Figure collection entries:
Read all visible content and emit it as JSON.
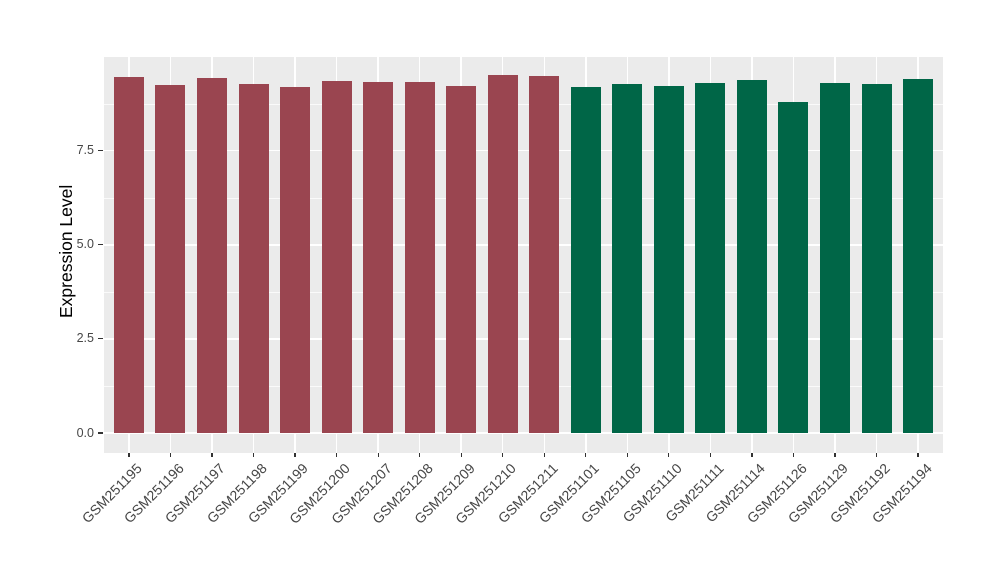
{
  "chart_data": {
    "type": "bar",
    "title": "",
    "xlabel": "",
    "ylabel": "Expression Level",
    "categories": [
      "GSM251195",
      "GSM251196",
      "GSM251197",
      "GSM251198",
      "GSM251199",
      "GSM251200",
      "GSM251207",
      "GSM251208",
      "GSM251209",
      "GSM251210",
      "GSM251211",
      "GSM251101",
      "GSM251105",
      "GSM251110",
      "GSM251111",
      "GSM251114",
      "GSM251126",
      "GSM251129",
      "GSM251192",
      "GSM251194"
    ],
    "values": [
      9.45,
      9.24,
      9.42,
      9.28,
      9.18,
      9.34,
      9.33,
      9.33,
      9.22,
      9.52,
      9.48,
      9.19,
      9.27,
      9.23,
      9.31,
      9.37,
      8.79,
      9.31,
      9.28,
      9.4
    ],
    "bar_colors": [
      "#9A4550",
      "#9A4550",
      "#9A4550",
      "#9A4550",
      "#9A4550",
      "#9A4550",
      "#9A4550",
      "#9A4550",
      "#9A4550",
      "#9A4550",
      "#9A4550",
      "#006647",
      "#006647",
      "#006647",
      "#006647",
      "#006647",
      "#006647",
      "#006647",
      "#006647",
      "#006647"
    ],
    "group_colors": {
      "left_group": "#9A4550",
      "right_group": "#006647"
    },
    "ytick_labels": [
      "0.0",
      "2.5",
      "5.0",
      "7.5"
    ],
    "ytick_values": [
      0,
      2.5,
      5.0,
      7.5
    ],
    "ylim": [
      0,
      10
    ],
    "grid": "on",
    "legend": "none",
    "panel_background": "#EBEBEB",
    "gridline_color": "#FFFFFF",
    "tick_color": "#333333",
    "axis_text_color": "#464646"
  }
}
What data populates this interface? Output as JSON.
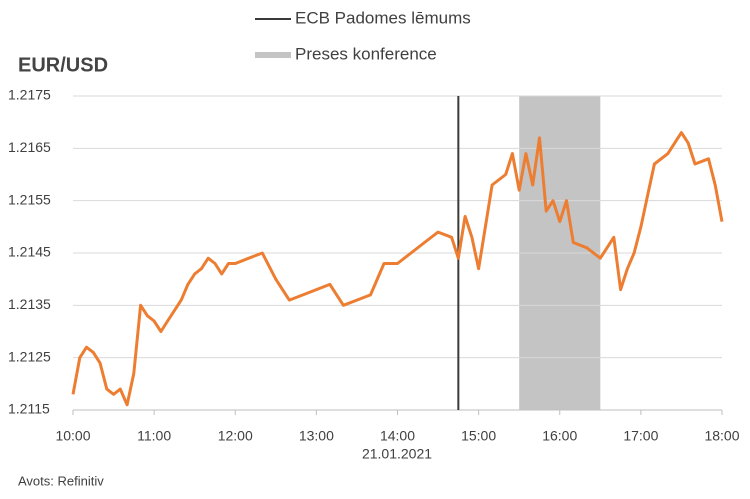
{
  "chart_data": {
    "type": "line",
    "title": "EUR/USD",
    "xlabel": "21.01.2021",
    "source": "Avots: Refinitiv",
    "xlim": [
      10,
      18
    ],
    "xticks": [
      {
        "value": 10,
        "label": "10:00"
      },
      {
        "value": 11,
        "label": "11:00"
      },
      {
        "value": 12,
        "label": "12:00"
      },
      {
        "value": 13,
        "label": "13:00"
      },
      {
        "value": 14,
        "label": "14:00"
      },
      {
        "value": 15,
        "label": "15:00"
      },
      {
        "value": 16,
        "label": "16:00"
      },
      {
        "value": 17,
        "label": "17:00"
      },
      {
        "value": 18,
        "label": "18:00"
      }
    ],
    "ylim": [
      1.2115,
      1.2175
    ],
    "yticks": [
      1.2115,
      1.2125,
      1.2135,
      1.2145,
      1.2155,
      1.2165,
      1.2175
    ],
    "grid": true,
    "markers": [
      {
        "label": "ECB Padomes lēmums",
        "color": "#3a3a3a",
        "x": 14.75
      }
    ],
    "spans": [
      {
        "label": "Preses konference",
        "color": "#c4c4c4",
        "x": [
          15.5,
          16.5
        ]
      }
    ],
    "series": [
      {
        "name": "EUR/USD",
        "color": "#ed7d31",
        "x": [
          10,
          10.0833,
          10.1667,
          10.25,
          10.3333,
          10.4167,
          10.5,
          10.5833,
          10.6667,
          10.75,
          10.8333,
          10.9167,
          11,
          11.0833,
          11.1667,
          11.25,
          11.3333,
          11.4167,
          11.5,
          11.5833,
          11.6667,
          11.75,
          11.8333,
          11.9167,
          12,
          12.1667,
          12.3333,
          12.5,
          12.6667,
          12.8333,
          13,
          13.1667,
          13.3333,
          13.5,
          13.6667,
          13.8333,
          14,
          14.1667,
          14.3333,
          14.5,
          14.6667,
          14.75,
          14.8333,
          14.9167,
          15,
          15.0833,
          15.1667,
          15.3333,
          15.4167,
          15.5,
          15.5833,
          15.6667,
          15.75,
          15.8333,
          15.9167,
          16,
          16.0833,
          16.1667,
          16.3333,
          16.5,
          16.6667,
          16.75,
          16.8333,
          16.9167,
          17,
          17.0833,
          17.1667,
          17.3333,
          17.5,
          17.5833,
          17.6667,
          17.8333,
          17.9167,
          18
        ],
        "values": [
          1.2118,
          1.2125,
          1.2127,
          1.2126,
          1.2124,
          1.2119,
          1.2118,
          1.2119,
          1.2116,
          1.2122,
          1.2135,
          1.2133,
          1.2132,
          1.213,
          1.2132,
          1.2134,
          1.2136,
          1.2139,
          1.2141,
          1.2142,
          1.2144,
          1.2143,
          1.2141,
          1.2143,
          1.2143,
          1.2144,
          1.2145,
          1.214,
          1.2136,
          1.2137,
          1.2138,
          1.2139,
          1.2135,
          1.2136,
          1.2137,
          1.2143,
          1.2143,
          1.2145,
          1.2147,
          1.2149,
          1.2148,
          1.2144,
          1.2152,
          1.2148,
          1.2142,
          1.215,
          1.2158,
          1.216,
          1.2164,
          1.2157,
          1.2164,
          1.2158,
          1.2167,
          1.2153,
          1.2155,
          1.2151,
          1.2155,
          1.2147,
          1.2146,
          1.2144,
          1.2148,
          1.2138,
          1.2142,
          1.2145,
          1.215,
          1.2156,
          1.2162,
          1.2164,
          1.2168,
          1.2166,
          1.2162,
          1.2163,
          1.2158,
          1.2151
        ]
      }
    ]
  }
}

= Aim =
Reproduce every record word for word. The copy must contain no pictures.

= Solution for this task =
Read all visible content and emit it as JSON.
{
  "chart_data": {
    "type": "bar",
    "title": "",
    "xlabel": "",
    "ylabel": "Expression Level",
    "categories": [
      "GSM251195",
      "GSM251196",
      "GSM251197",
      "GSM251198",
      "GSM251199",
      "GSM251200",
      "GSM251207",
      "GSM251208",
      "GSM251209",
      "GSM251210",
      "GSM251211",
      "GSM251101",
      "GSM251105",
      "GSM251110",
      "GSM251111",
      "GSM251114",
      "GSM251126",
      "GSM251129",
      "GSM251192",
      "GSM251194"
    ],
    "values": [
      9.45,
      9.24,
      9.42,
      9.28,
      9.18,
      9.34,
      9.33,
      9.33,
      9.22,
      9.52,
      9.48,
      9.19,
      9.27,
      9.23,
      9.31,
      9.37,
      8.79,
      9.31,
      9.28,
      9.4
    ],
    "bar_colors": [
      "#9A4550",
      "#9A4550",
      "#9A4550",
      "#9A4550",
      "#9A4550",
      "#9A4550",
      "#9A4550",
      "#9A4550",
      "#9A4550",
      "#9A4550",
      "#9A4550",
      "#006647",
      "#006647",
      "#006647",
      "#006647",
      "#006647",
      "#006647",
      "#006647",
      "#006647",
      "#006647"
    ],
    "group_colors": {
      "left_group": "#9A4550",
      "right_group": "#006647"
    },
    "ytick_labels": [
      "0.0",
      "2.5",
      "5.0",
      "7.5"
    ],
    "ytick_values": [
      0,
      2.5,
      5.0,
      7.5
    ],
    "ylim": [
      0,
      10
    ],
    "grid": "on",
    "legend": "none",
    "panel_background": "#EBEBEB",
    "gridline_color": "#FFFFFF",
    "tick_color": "#333333",
    "axis_text_color": "#464646"
  }
}
What data populates this interface? Output as JSON.
{
  "chart_data": {
    "type": "line",
    "title": "EUR/USD",
    "xlabel": "21.01.2021",
    "source": "Avots: Refinitiv",
    "xlim": [
      10,
      18
    ],
    "xticks": [
      {
        "value": 10,
        "label": "10:00"
      },
      {
        "value": 11,
        "label": "11:00"
      },
      {
        "value": 12,
        "label": "12:00"
      },
      {
        "value": 13,
        "label": "13:00"
      },
      {
        "value": 14,
        "label": "14:00"
      },
      {
        "value": 15,
        "label": "15:00"
      },
      {
        "value": 16,
        "label": "16:00"
      },
      {
        "value": 17,
        "label": "17:00"
      },
      {
        "value": 18,
        "label": "18:00"
      }
    ],
    "ylim": [
      1.2115,
      1.2175
    ],
    "yticks": [
      1.2115,
      1.2125,
      1.2135,
      1.2145,
      1.2155,
      1.2165,
      1.2175
    ],
    "grid": true,
    "markers": [
      {
        "label": "ECB Padomes lēmums",
        "color": "#3a3a3a",
        "x": 14.75
      }
    ],
    "spans": [
      {
        "label": "Preses konference",
        "color": "#c4c4c4",
        "x": [
          15.5,
          16.5
        ]
      }
    ],
    "series": [
      {
        "name": "EUR/USD",
        "color": "#ed7d31",
        "x": [
          10,
          10.0833,
          10.1667,
          10.25,
          10.3333,
          10.4167,
          10.5,
          10.5833,
          10.6667,
          10.75,
          10.8333,
          10.9167,
          11,
          11.0833,
          11.1667,
          11.25,
          11.3333,
          11.4167,
          11.5,
          11.5833,
          11.6667,
          11.75,
          11.8333,
          11.9167,
          12,
          12.1667,
          12.3333,
          12.5,
          12.6667,
          12.8333,
          13,
          13.1667,
          13.3333,
          13.5,
          13.6667,
          13.8333,
          14,
          14.1667,
          14.3333,
          14.5,
          14.6667,
          14.75,
          14.8333,
          14.9167,
          15,
          15.0833,
          15.1667,
          15.3333,
          15.4167,
          15.5,
          15.5833,
          15.6667,
          15.75,
          15.8333,
          15.9167,
          16,
          16.0833,
          16.1667,
          16.3333,
          16.5,
          16.6667,
          16.75,
          16.8333,
          16.9167,
          17,
          17.0833,
          17.1667,
          17.3333,
          17.5,
          17.5833,
          17.6667,
          17.8333,
          17.9167,
          18
        ],
        "values": [
          1.2118,
          1.2125,
          1.2127,
          1.2126,
          1.2124,
          1.2119,
          1.2118,
          1.2119,
          1.2116,
          1.2122,
          1.2135,
          1.2133,
          1.2132,
          1.213,
          1.2132,
          1.2134,
          1.2136,
          1.2139,
          1.2141,
          1.2142,
          1.2144,
          1.2143,
          1.2141,
          1.2143,
          1.2143,
          1.2144,
          1.2145,
          1.214,
          1.2136,
          1.2137,
          1.2138,
          1.2139,
          1.2135,
          1.2136,
          1.2137,
          1.2143,
          1.2143,
          1.2145,
          1.2147,
          1.2149,
          1.2148,
          1.2144,
          1.2152,
          1.2148,
          1.2142,
          1.215,
          1.2158,
          1.216,
          1.2164,
          1.2157,
          1.2164,
          1.2158,
          1.2167,
          1.2153,
          1.2155,
          1.2151,
          1.2155,
          1.2147,
          1.2146,
          1.2144,
          1.2148,
          1.2138,
          1.2142,
          1.2145,
          1.215,
          1.2156,
          1.2162,
          1.2164,
          1.2168,
          1.2166,
          1.2162,
          1.2163,
          1.2158,
          1.2151
        ]
      }
    ]
  }
}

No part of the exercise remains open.